Data entries:
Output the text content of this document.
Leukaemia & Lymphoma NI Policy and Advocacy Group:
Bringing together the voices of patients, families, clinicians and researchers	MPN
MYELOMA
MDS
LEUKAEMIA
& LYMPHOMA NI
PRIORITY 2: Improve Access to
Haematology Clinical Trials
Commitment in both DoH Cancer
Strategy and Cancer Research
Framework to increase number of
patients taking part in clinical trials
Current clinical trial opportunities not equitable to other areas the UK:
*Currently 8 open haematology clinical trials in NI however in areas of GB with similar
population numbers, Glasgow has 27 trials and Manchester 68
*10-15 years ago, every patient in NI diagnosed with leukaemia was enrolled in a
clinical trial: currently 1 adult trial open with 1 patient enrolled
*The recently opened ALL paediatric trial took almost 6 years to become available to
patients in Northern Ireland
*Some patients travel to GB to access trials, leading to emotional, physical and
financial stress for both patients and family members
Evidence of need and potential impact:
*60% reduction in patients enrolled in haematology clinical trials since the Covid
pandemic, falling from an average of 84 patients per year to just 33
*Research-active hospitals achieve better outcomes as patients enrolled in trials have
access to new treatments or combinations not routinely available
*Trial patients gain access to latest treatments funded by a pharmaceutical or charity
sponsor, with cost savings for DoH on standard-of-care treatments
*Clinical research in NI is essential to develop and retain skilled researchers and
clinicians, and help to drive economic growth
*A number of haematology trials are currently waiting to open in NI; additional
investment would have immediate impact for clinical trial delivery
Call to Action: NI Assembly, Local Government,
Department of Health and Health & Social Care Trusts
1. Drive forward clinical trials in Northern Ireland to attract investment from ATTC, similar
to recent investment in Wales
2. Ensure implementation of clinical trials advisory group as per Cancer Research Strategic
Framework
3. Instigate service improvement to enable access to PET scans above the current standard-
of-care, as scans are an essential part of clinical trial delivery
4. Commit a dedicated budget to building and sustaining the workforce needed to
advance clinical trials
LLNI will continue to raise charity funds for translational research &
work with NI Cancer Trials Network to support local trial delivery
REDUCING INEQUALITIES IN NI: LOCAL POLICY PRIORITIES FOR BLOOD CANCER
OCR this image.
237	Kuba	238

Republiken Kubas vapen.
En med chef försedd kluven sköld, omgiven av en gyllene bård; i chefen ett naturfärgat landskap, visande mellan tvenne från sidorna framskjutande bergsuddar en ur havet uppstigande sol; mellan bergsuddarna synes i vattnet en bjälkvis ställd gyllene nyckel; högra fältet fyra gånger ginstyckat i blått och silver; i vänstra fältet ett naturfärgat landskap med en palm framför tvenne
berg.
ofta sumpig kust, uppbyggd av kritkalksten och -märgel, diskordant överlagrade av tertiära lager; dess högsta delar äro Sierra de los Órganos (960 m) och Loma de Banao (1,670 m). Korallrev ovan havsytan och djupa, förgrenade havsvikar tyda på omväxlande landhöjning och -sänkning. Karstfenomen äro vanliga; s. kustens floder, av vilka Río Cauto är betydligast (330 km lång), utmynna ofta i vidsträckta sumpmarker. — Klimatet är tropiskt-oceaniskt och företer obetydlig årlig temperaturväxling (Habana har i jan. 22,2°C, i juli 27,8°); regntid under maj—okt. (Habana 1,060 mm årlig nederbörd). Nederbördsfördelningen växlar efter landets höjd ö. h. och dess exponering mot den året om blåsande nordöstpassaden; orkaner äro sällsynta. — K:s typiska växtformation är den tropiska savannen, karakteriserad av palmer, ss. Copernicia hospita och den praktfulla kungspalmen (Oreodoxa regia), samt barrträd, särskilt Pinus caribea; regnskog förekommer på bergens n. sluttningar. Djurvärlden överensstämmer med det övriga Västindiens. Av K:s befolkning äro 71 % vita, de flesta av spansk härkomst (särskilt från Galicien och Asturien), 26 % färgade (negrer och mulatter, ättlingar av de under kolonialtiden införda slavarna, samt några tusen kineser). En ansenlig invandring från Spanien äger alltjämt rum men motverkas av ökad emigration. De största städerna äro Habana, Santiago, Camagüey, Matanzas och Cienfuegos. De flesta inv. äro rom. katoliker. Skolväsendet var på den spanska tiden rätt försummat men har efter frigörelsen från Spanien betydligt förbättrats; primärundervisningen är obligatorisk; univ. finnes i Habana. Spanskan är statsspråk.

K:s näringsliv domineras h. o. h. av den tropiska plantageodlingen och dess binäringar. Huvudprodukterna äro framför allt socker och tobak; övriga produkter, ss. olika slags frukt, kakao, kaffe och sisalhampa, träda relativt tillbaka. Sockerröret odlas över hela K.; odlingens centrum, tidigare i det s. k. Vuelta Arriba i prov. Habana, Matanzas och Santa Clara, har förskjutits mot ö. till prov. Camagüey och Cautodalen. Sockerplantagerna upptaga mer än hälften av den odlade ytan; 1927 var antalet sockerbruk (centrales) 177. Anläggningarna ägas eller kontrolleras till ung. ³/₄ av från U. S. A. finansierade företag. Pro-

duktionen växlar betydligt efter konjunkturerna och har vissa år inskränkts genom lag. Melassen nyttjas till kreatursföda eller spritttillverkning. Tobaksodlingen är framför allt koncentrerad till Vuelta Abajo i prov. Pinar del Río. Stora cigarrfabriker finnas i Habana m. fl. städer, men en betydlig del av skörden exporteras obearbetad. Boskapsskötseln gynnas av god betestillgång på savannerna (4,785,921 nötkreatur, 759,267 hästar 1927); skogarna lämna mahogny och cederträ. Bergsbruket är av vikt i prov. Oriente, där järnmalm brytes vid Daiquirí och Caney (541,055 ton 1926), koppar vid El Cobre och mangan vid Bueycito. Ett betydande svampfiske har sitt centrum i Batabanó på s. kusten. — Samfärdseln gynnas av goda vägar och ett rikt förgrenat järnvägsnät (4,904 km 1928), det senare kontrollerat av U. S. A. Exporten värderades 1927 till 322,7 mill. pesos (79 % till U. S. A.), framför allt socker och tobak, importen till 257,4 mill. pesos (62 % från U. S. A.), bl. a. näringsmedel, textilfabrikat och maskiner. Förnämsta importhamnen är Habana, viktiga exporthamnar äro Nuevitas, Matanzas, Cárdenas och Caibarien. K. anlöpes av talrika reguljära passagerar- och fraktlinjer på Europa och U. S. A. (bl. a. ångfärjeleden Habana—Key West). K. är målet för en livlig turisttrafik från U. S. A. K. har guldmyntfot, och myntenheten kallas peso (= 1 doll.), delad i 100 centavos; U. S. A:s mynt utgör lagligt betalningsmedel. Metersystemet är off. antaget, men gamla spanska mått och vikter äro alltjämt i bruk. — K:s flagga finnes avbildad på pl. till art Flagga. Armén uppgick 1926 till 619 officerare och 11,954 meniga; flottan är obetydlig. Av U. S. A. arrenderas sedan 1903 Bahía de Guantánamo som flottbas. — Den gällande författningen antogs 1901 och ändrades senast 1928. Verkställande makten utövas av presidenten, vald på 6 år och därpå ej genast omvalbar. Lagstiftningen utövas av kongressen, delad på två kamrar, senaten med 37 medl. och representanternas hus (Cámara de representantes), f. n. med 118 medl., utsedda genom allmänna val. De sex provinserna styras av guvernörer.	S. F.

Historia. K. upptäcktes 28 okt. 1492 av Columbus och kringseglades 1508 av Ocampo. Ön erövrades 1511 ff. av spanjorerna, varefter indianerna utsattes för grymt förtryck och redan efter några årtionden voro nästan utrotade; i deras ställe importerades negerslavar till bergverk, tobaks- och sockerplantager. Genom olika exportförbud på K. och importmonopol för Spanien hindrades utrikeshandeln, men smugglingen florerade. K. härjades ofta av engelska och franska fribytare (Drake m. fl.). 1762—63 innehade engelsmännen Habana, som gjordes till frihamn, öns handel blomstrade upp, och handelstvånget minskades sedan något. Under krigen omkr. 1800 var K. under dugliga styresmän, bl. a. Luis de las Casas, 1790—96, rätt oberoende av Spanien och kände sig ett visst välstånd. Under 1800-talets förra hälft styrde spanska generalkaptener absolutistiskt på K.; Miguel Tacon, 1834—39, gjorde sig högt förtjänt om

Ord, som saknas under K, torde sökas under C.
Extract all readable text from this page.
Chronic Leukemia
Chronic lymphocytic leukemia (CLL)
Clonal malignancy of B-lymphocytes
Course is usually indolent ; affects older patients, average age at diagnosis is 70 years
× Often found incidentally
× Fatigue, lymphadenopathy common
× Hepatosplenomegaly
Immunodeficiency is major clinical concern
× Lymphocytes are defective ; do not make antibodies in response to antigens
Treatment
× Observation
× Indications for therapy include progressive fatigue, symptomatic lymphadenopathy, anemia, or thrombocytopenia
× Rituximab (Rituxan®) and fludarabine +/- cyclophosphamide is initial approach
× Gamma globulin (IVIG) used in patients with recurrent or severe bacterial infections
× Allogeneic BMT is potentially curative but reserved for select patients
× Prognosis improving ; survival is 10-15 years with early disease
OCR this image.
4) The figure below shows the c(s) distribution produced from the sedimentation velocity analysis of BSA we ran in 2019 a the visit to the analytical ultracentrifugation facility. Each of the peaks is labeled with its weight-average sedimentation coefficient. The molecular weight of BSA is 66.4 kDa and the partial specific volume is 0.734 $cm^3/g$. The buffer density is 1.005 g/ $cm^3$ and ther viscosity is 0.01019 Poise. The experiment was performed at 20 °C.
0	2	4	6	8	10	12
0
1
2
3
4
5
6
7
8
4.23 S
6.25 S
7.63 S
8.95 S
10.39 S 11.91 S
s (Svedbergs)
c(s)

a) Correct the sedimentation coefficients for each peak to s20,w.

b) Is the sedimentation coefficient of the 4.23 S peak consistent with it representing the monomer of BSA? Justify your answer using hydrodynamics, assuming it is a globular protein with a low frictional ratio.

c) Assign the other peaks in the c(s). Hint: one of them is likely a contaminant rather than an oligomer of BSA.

◆ Exercise directions
Wherever a line in the records contains the word "investment", copy that line.

◆ Problem solution
investment would have immediate impact for clinical trial delivery
1. Drive forward clinical trials in Northern Ireland to attract investment from ATTC, similar
to recent investment in Wales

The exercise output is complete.